### Instructions to follow
Every line below must be reproduced exactly; no pictures are to be included.
** Opening Stored data block **
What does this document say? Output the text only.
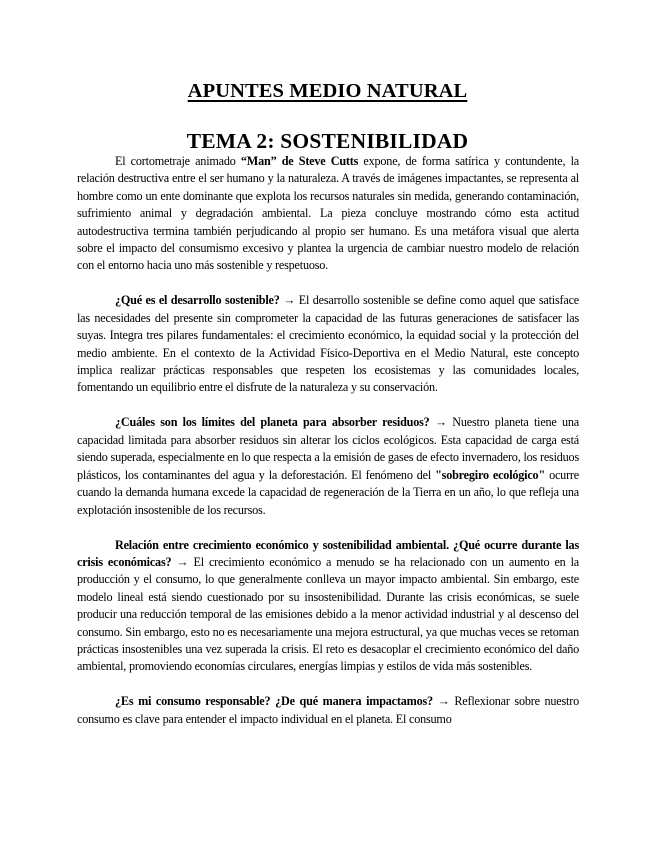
APUNTES MEDIO NATURAL
TEMA 2: SOSTENIBILIDAD

El cortometraje animado “Man” de Steve Cutts expone, de forma satírica y contundente, la relación destructiva entre el ser humano y la naturaleza. A través de imágenes impactantes, se representa al hombre como un ente dominante que explota los recursos naturales sin medida, generando contaminación, sufrimiento animal y degradación ambiental. La pieza concluye mostrando cómo esta actitud autodestructiva termina también perjudicando al propio ser humano. Es una metáfora visual que alerta sobre el impacto del consumismo excesivo y plantea la urgencia de cambiar nuestro modelo de relación con el entorno hacia uno más sostenible y respetuoso.

¿Qué es el desarrollo sostenible? → El desarrollo sostenible se define como aquel que satisface las necesidades del presente sin comprometer la capacidad de las futuras generaciones de satisfacer las suyas. Integra tres pilares fundamentales: el crecimiento económico, la equidad social y la protección del medio ambiente. En el contexto de la Actividad Físico-Deportiva en el Medio Natural, este concepto implica realizar prácticas responsables que respeten los ecosistemas y las comunidades locales, fomentando un equilibrio entre el disfrute de la naturaleza y su conservación.

¿Cuáles son los límites del planeta para absorber residuos? → Nuestro planeta tiene una capacidad limitada para absorber residuos sin alterar los ciclos ecológicos. Esta capacidad de carga está siendo superada, especialmente en lo que respecta a la emisión de gases de efecto invernadero, los residuos plásticos, los contaminantes del agua y la deforestación. El fenómeno del "sobregiro ecológico" ocurre cuando la demanda humana excede la capacidad de regeneración de la Tierra en un año, lo que refleja una explotación insostenible de los recursos.

Relación entre crecimiento económico y sostenibilidad ambiental. ¿Qué ocurre durante las crisis económicas? → El crecimiento económico a menudo se ha relacionado con un aumento en la producción y el consumo, lo que generalmente conlleva un mayor impacto ambiental. Sin embargo, este modelo lineal está siendo cuestionado por su insostenibilidad. Durante las crisis económicas, se suele producir una reducción temporal de las emisiones debido a la menor actividad industrial y al descenso del consumo. Sin embargo, esto no es necesariamente una mejora estructural, ya que muchas veces se retoman prácticas insostenibles una vez superada la crisis. El reto es desacoplar el crecimiento económico del daño ambiental, promoviendo economías circulares, energías limpias y estilos de vida más sostenibles.

¿Es mi consumo responsable? ¿De qué manera impactamos? → Reflexionar sobre nuestro consumo es clave para entender el impacto individual en el planeta. El consumo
** Closing Stored data block **
### Exercise result
What does this document say? Output the text only.
APUNTES MEDIO NATURAL
TEMA 2: SOSTENIBILIDAD

El cortometraje animado “Man” de Steve Cutts expone, de forma satírica y contundente, la relación destructiva entre el ser humano y la naturaleza. A través de imágenes impactantes, se representa al hombre como un ente dominante que explota los recursos naturales sin medida, generando contaminación, sufrimiento animal y degradación ambiental. La pieza concluye mostrando cómo esta actitud autodestructiva termina también perjudicando al propio ser humano. Es una metáfora visual que alerta sobre el impacto del consumismo excesivo y plantea la urgencia de cambiar nuestro modelo de relación con el entorno hacia uno más sostenible y respetuoso.

¿Qué es el desarrollo sostenible? → El desarrollo sostenible se define como aquel que satisface las necesidades del presente sin comprometer la capacidad de las futuras generaciones de satisfacer las suyas. Integra tres pilares fundamentales: el crecimiento económico, la equidad social y la protección del medio ambiente. En el contexto de la Actividad Físico-Deportiva en el Medio Natural, este concepto implica realizar prácticas responsables que respeten los ecosistemas y las comunidades locales, fomentando un equilibrio entre el disfrute de la naturaleza y su conservación.

¿Cuáles son los límites del planeta para absorber residuos? → Nuestro planeta tiene una capacidad limitada para absorber residuos sin alterar los ciclos ecológicos. Esta capacidad de carga está siendo superada, especialmente en lo que respecta a la emisión de gases de efecto invernadero, los residuos plásticos, los contaminantes del agua y la deforestación. El fenómeno del "sobregiro ecológico" ocurre cuando la demanda humana excede la capacidad de regeneración de la Tierra en un año, lo que refleja una explotación insostenible de los recursos.

Relación entre crecimiento económico y sostenibilidad ambiental. ¿Qué ocurre durante las crisis económicas? → El crecimiento económico a menudo se ha relacionado con un aumento en la producción y el consumo, lo que generalmente conlleva un mayor impacto ambiental. Sin embargo, este modelo lineal está siendo cuestionado por su insostenibilidad. Durante las crisis económicas, se suele producir una reducción temporal de las emisiones debido a la menor actividad industrial y al descenso del consumo. Sin embargo, esto no es necesariamente una mejora estructural, ya que muchas veces se retoman prácticas insostenibles una vez superada la crisis. El reto es desacoplar el crecimiento económico del daño ambiental, promoviendo economías circulares, energías limpias y estilos de vida más sostenibles.

¿Es mi consumo responsable? ¿De qué manera impactamos? → Reflexionar sobre nuestro consumo es clave para entender el impacto individual en el planeta. El consumo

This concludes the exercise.